(EXERCISE BRIEF) Omit the images. Copy each entry word for word.

(SUPPLIED MATERIAL)
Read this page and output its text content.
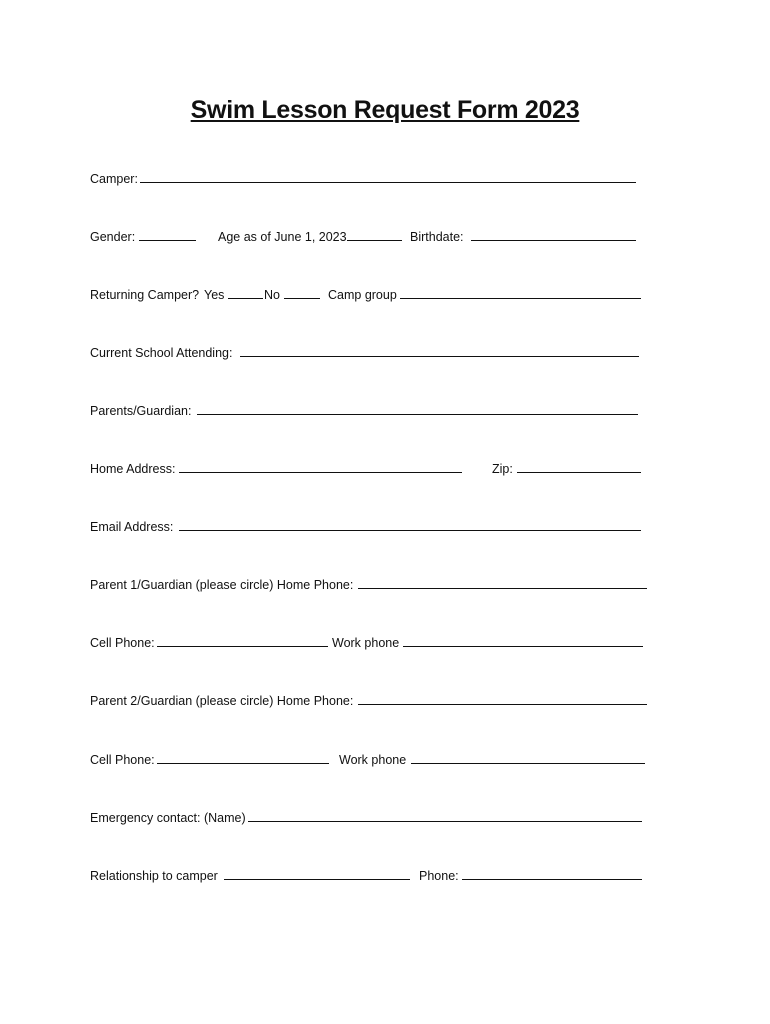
Swim Lesson Request Form 2023
Camper:
Gender:	Age as of June 1, 2023	Birthdate:
Returning Camper? Yes	No	Camp group
Current School Attending:
Parents/Guardian:
Home Address:	Zip:
Email Address:
Parent 1/Guardian (please circle) Home Phone:
Cell Phone:	Work phone
Parent 2/Guardian (please circle) Home Phone:
Cell Phone:	Work phone
Emergency contact: (Name)
Relationship to camper	Phone:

(COMPLETED TASK)
Read this page and output its text content.
Swim Lesson Request Form 2023
Camper:
Gender:	Age as of June 1, 2023	Birthdate:
Returning Camper? Yes	No	Camp group
Current School Attending:
Parents/Guardian:
Home Address:	Zip:
Email Address:
Parent 1/Guardian (please circle) Home Phone:
Cell Phone:	Work phone
Parent 2/Guardian (please circle) Home Phone:
Cell Phone:	Work phone
Emergency contact: (Name)
Relationship to camper	Phone:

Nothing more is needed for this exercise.